--- START Materials provided ---
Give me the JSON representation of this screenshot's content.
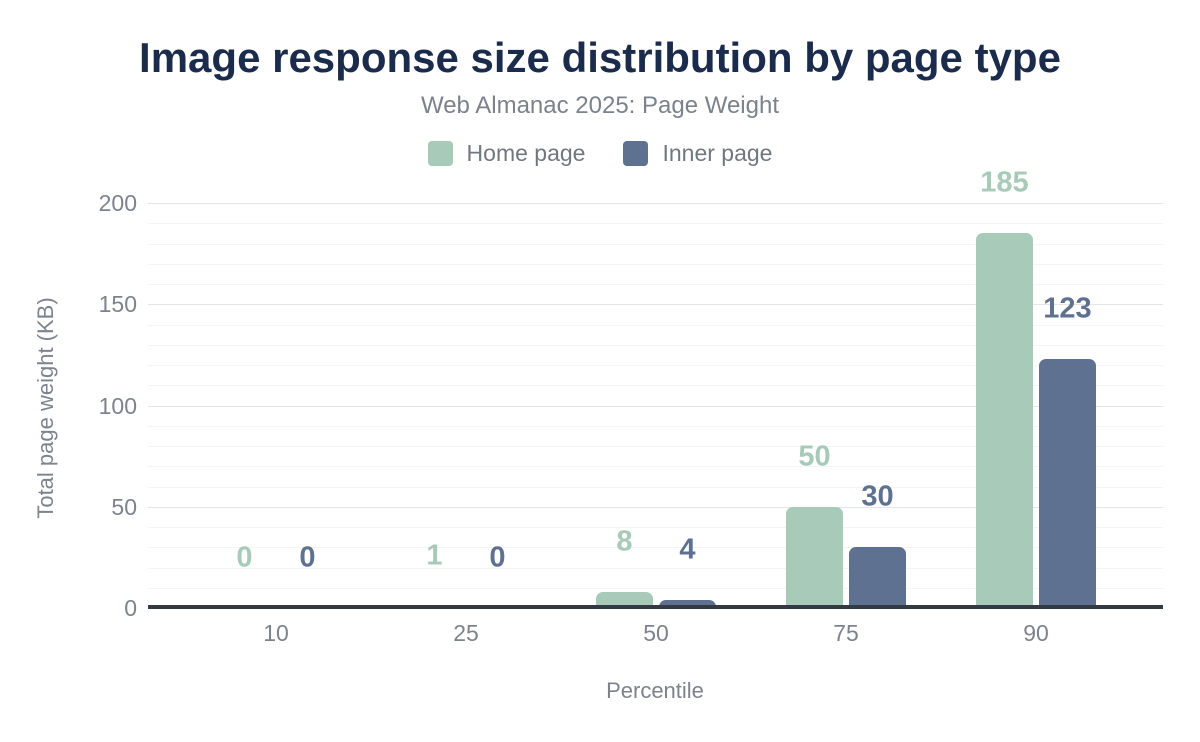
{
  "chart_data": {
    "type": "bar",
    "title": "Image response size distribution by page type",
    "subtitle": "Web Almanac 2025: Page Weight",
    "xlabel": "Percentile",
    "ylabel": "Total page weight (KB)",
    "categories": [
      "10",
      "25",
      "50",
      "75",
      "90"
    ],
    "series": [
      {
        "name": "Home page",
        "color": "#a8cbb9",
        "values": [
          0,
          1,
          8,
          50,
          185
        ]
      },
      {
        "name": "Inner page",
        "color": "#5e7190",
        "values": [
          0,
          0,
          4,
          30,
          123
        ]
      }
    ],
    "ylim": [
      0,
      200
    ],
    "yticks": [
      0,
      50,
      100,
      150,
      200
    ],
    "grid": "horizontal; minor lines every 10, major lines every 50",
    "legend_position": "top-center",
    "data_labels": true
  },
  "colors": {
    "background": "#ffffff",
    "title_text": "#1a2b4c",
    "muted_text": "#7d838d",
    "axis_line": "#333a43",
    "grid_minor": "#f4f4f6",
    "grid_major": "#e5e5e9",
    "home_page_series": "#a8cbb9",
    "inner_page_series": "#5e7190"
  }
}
--- END Materials provided ---
Description of the task:
Exclude the pictures and repeat every other part of the records word for word.

Expected answer:
Give me the JSON representation of this screenshot's content.
{
  "chart_data": {
    "type": "bar",
    "title": "Image response size distribution by page type",
    "subtitle": "Web Almanac 2025: Page Weight",
    "xlabel": "Percentile",
    "ylabel": "Total page weight (KB)",
    "categories": [
      "10",
      "25",
      "50",
      "75",
      "90"
    ],
    "series": [
      {
        "name": "Home page",
        "color": "#a8cbb9",
        "values": [
          0,
          1,
          8,
          50,
          185
        ]
      },
      {
        "name": "Inner page",
        "color": "#5e7190",
        "values": [
          0,
          0,
          4,
          30,
          123
        ]
      }
    ],
    "ylim": [
      0,
      200
    ],
    "yticks": [
      0,
      50,
      100,
      150,
      200
    ],
    "grid": "horizontal; minor lines every 10, major lines every 50",
    "legend_position": "top-center",
    "data_labels": true
  },
  "colors": {
    "background": "#ffffff",
    "title_text": "#1a2b4c",
    "muted_text": "#7d838d",
    "axis_line": "#333a43",
    "grid_minor": "#f4f4f6",
    "grid_major": "#e5e5e9",
    "home_page_series": "#a8cbb9",
    "inner_page_series": "#5e7190"
  }
}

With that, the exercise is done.